SET PROBLEM 1: Below are some records following a short write-up. Copy down the records word for word, everything from their very first line down to the line containing "x-tick-label: 1 — [95, 715, 101, 727]", counting both of those lines.

PROVIDED PASSAGE:
_ _ _ _ _

March 30, 2013

Guides for Self-Taught Crocheters: Just How Do I Hold the Hook and Yarn Anyhow?

It's about time I do something for the crocheters out there.  I tend to focus on knitting for these posts since I learned how to knit in recent memory, and so I come across stuff in my own travels.  On the other hand, my mother taught me to crochet when I was 8.  It's been awhile.

However, I was in a conversation recently about how one hold the yarn and hook in crochet.  Turns out there's a lot of unofficial variation out there, despite there being only two ways to both hold the hook and to actually crochet.  So I figured that it would be a good idea to not only cover the official ways, but some of the variations out there as well...because, you never know, you may like it better!

Styles vs Variations vs Whatever You Call It
First note that no matter what you may think, the term crochet style is not used the same way the term knitting style is.  A knitting style, as you may know, is how you hold and manipulate the yarn to produce all your stitches.  Crochet style...let's just say that it isn't used much to mean how you hold the yarn and hook to produce your stitches.  That would make too much sense.  Unfortunately, searching fails here.  After searching for the term crochet style on Google, it seems like no one uses it the same way at all.  The first entry is a Pinterest board and the second is a eHow article where the author calls both Tunisian crochet (a different yarn craft with different tools and stitches) and free-form crochet (I could see the usage, but I would call this an approach) 'styles'. It doesn't get any better, on the first two pages at least.

The truth is, there isn't a comprehensible term because the 'styles', in the knitting sense, aren't modular packages like the knitting styles are.  You have the hand you use to hold the hook, and then you have variations that you can pick and choose to use with the hand-style.  I'll call the first the base, since all variations follow from this.

Speaking of such, variations are things like how to hold the hook and wrap the yarn around your fingers. Basically, variations of the standard way of crocheting.  Some of these may be 'official', but some may just be the way you learned or fell into.  I'll cover some of the more popular ones here.

The official ways of holding the crochet hook are sometimes called positions or holds as well.  As you can see, terminology really isn't consistent in crochet.

The Base of Crochet Methods
All variations to crocheting start with what hand you use to hold the hook.  The hand you use to hold the hook is usually determined by your dominate hand, so unless you're ambidextrous or have problems with one of your hands, you'll probably have learned or will learn one base and stay with it.

For example, say you're like me and you're severely right-handed, you'll start with the hook in your right hand, and use your left hand to hold tension in the yarn.  This is usually called Right-Handed Crochet.

On the other hand (ha), you are dominantly left-handed, you'll do the opposite: you hold the hook in your left hand and the yarn in your right.  This is called Left-Hand Crochet.

_ _ _ _ _

THE DATA:
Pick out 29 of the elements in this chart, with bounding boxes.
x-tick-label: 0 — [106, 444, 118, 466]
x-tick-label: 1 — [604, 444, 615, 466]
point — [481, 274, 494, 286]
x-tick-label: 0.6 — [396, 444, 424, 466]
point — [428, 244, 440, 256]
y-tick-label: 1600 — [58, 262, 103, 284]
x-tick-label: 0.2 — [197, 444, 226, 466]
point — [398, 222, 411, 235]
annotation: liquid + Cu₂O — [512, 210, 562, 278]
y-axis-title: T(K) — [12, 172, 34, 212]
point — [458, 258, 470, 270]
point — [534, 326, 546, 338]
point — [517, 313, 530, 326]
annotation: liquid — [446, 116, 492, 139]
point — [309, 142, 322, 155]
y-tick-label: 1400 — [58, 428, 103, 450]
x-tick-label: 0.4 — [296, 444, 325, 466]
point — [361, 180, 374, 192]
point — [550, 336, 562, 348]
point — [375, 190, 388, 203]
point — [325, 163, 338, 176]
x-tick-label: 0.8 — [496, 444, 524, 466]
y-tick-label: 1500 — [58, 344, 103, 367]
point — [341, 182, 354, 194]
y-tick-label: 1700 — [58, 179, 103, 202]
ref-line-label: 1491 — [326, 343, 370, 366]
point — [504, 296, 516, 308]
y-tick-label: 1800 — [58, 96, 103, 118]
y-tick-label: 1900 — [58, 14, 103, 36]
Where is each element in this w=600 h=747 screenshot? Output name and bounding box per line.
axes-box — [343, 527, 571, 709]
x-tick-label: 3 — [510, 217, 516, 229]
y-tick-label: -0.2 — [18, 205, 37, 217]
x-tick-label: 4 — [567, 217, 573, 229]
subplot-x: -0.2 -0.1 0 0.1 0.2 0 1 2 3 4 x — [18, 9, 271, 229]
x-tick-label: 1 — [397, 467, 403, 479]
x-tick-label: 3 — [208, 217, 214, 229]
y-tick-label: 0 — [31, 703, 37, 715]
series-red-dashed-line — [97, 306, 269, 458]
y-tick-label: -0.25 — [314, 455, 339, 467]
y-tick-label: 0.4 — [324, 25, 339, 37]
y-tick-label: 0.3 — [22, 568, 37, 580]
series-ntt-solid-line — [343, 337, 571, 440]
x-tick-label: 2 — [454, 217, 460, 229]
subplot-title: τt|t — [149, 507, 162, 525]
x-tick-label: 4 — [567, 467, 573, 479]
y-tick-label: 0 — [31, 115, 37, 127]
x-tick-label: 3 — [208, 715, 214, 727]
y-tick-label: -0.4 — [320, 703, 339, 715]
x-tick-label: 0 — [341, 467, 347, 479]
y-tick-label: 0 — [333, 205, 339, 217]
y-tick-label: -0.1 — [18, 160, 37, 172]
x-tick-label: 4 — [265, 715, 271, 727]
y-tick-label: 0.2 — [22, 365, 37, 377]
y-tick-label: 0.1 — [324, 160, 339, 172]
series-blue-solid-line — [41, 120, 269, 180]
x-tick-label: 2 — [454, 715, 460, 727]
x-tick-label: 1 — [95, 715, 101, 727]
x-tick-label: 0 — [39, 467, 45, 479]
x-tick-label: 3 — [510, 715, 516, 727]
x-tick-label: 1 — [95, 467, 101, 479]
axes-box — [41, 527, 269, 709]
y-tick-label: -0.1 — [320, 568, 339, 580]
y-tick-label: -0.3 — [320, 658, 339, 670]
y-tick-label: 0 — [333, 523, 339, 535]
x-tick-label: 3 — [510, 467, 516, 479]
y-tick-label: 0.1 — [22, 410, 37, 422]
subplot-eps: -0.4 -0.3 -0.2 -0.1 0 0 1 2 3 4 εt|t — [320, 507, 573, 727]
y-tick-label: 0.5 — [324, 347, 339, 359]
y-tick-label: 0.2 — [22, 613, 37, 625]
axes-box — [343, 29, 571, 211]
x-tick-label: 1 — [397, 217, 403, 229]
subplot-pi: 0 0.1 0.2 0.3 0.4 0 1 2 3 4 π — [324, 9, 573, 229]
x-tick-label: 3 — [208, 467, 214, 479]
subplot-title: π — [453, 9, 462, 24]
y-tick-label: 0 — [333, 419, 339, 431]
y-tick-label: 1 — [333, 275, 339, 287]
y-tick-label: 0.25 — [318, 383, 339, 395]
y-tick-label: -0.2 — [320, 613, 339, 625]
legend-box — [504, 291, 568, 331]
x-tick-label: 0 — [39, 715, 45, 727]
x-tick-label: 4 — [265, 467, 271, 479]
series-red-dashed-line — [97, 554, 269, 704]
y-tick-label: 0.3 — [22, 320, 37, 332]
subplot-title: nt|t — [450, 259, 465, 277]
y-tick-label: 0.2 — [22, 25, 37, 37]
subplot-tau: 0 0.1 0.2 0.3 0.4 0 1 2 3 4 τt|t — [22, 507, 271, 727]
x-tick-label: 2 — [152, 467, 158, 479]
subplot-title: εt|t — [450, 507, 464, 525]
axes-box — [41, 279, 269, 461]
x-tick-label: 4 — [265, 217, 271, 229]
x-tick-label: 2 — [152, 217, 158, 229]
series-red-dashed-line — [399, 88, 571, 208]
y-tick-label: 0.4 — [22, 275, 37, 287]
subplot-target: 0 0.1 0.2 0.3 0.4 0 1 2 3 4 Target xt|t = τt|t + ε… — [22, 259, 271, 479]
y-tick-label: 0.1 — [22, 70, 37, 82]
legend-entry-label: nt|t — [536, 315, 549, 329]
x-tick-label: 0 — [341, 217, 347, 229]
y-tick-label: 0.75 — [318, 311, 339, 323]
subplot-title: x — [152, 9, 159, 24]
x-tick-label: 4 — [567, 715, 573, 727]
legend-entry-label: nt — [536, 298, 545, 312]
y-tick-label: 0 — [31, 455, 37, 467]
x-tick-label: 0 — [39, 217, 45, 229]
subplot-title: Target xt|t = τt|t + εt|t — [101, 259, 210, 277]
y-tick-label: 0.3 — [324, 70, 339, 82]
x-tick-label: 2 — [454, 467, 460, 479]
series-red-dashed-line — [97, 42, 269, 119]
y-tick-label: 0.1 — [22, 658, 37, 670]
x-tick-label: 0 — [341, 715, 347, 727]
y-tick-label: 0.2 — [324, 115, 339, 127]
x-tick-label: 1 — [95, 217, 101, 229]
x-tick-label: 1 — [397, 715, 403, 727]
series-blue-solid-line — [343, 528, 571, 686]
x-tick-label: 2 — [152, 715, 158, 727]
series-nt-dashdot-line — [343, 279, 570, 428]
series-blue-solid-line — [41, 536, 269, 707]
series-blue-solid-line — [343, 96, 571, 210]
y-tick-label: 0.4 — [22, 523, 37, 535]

_ _ _ _ _

SET PROBLEM 2: Write the next part of the crochet post above, picking up right after its final sentence.

TASK RESPONSE 1:
Pick out 29 of the elements in this chart, with bounding boxes.
x-tick-label: 0 — [106, 444, 118, 466]
x-tick-label: 1 — [604, 444, 615, 466]
point — [481, 274, 494, 286]
x-tick-label: 0.6 — [396, 444, 424, 466]
point — [428, 244, 440, 256]
y-tick-label: 1600 — [58, 262, 103, 284]
x-tick-label: 0.2 — [197, 444, 226, 466]
point — [398, 222, 411, 235]
annotation: liquid + Cu₂O — [512, 210, 562, 278]
y-axis-title: T(K) — [12, 172, 34, 212]
point — [458, 258, 470, 270]
point — [534, 326, 546, 338]
point — [517, 313, 530, 326]
annotation: liquid — [446, 116, 492, 139]
point — [309, 142, 322, 155]
y-tick-label: 1400 — [58, 428, 103, 450]
x-tick-label: 0.4 — [296, 444, 325, 466]
point — [361, 180, 374, 192]
point — [550, 336, 562, 348]
point — [375, 190, 388, 203]
point — [325, 163, 338, 176]
x-tick-label: 0.8 — [496, 444, 524, 466]
y-tick-label: 1500 — [58, 344, 103, 367]
point — [341, 182, 354, 194]
y-tick-label: 1700 — [58, 179, 103, 202]
ref-line-label: 1491 — [326, 343, 370, 366]
point — [504, 296, 516, 308]
y-tick-label: 1800 — [58, 96, 103, 118]
y-tick-label: 1900 — [58, 14, 103, 36]
Where is each element in this w=600 h=747 screenshot? Output name and bounding box per line.
axes-box — [343, 527, 571, 709]
x-tick-label: 3 — [510, 217, 516, 229]
y-tick-label: -0.2 — [18, 205, 37, 217]
x-tick-label: 4 — [567, 217, 573, 229]
subplot-x: -0.2 -0.1 0 0.1 0.2 0 1 2 3 4 x — [18, 9, 271, 229]
x-tick-label: 1 — [397, 467, 403, 479]
x-tick-label: 3 — [208, 217, 214, 229]
y-tick-label: 0 — [31, 703, 37, 715]
series-red-dashed-line — [97, 306, 269, 458]
y-tick-label: -0.25 — [314, 455, 339, 467]
y-tick-label: 0.4 — [324, 25, 339, 37]
y-tick-label: 0.3 — [22, 568, 37, 580]
series-ntt-solid-line — [343, 337, 571, 440]
x-tick-label: 2 — [454, 217, 460, 229]
subplot-title: τt|t — [149, 507, 162, 525]
x-tick-label: 4 — [567, 467, 573, 479]
y-tick-label: 0 — [31, 115, 37, 127]
x-tick-label: 3 — [208, 715, 214, 727]
y-tick-label: -0.4 — [320, 703, 339, 715]
x-tick-label: 0 — [341, 467, 347, 479]
y-tick-label: 0 — [333, 205, 339, 217]
y-tick-label: -0.1 — [18, 160, 37, 172]
x-tick-label: 4 — [265, 715, 271, 727]
y-tick-label: 0.2 — [22, 365, 37, 377]
y-tick-label: 0.1 — [324, 160, 339, 172]
series-blue-solid-line — [41, 120, 269, 180]
x-tick-label: 2 — [454, 715, 460, 727]
x-tick-label: 1 — [95, 715, 101, 727]

TASK RESPONSE 2:
If you don't favor one hand over the other much, you could pick and choose.  However, I would recommend that you go with the right hand.  Why?  Because almost all crochet patterns presume right-handed crochet. One of the consequences with choosing a base is that it determines which way you create the loops and therefore build the fabric.  With right-hand crochet, you work from right to left, and vice versa.  This has little overall consequence for the final product, or even what variations you use, but unless you're good with spacial thinking, left-handers may find it difficult to picture what's going on in the instructions or provided pictures.  That, and depending on the pattern writer, they may use 'left' instead of 'next stitch' or other similar phrases that assume right-handedness.  Left-handed crocheters have to watch out for that and mirror as needed.

Though, as you may suspect, handedness isn't the end all be all of it.  Since the non-dominate hand does the work of holding the yarn (and usually the work-in-progress), you may find that you prefer the hold the hook in your non-dominate hand instead so that the yarn is in your dominate hand.  Hand-ness is more important in crochet than, say, knitting, but it isn't everything many make it out to be.

Since to give real instructions means introducing some of the variations (after all you still need the way to hold the hook and yarn to start), I don't have any guides here, but here's a good list of myths associated with left-handed crochet.

Variations
So how do you hold the hook and hold tension in the yarn? Well, that's a lot more complicated.  There's a lot of variation, and it has little to do with the base or necessary technique usage and a lot about preference or what your teacher (both meatspace and not) used.  The only effect on the final product these variations have is personal to the crocheter...that is, you may find that one method produces neater stitches for you vs another.  Therefore, I won't make any broad recommendations as to which one to try first or learn.  You need to play around to find your best fit.

Holding the Hook
There are two official methods of holding a crochet hook: the knife method and the pencil method.  These are no way the only two variations in holding the hook, but they are what you'll run into if you learn from most sources, and I'd say the many of the variations are variations of these two methods.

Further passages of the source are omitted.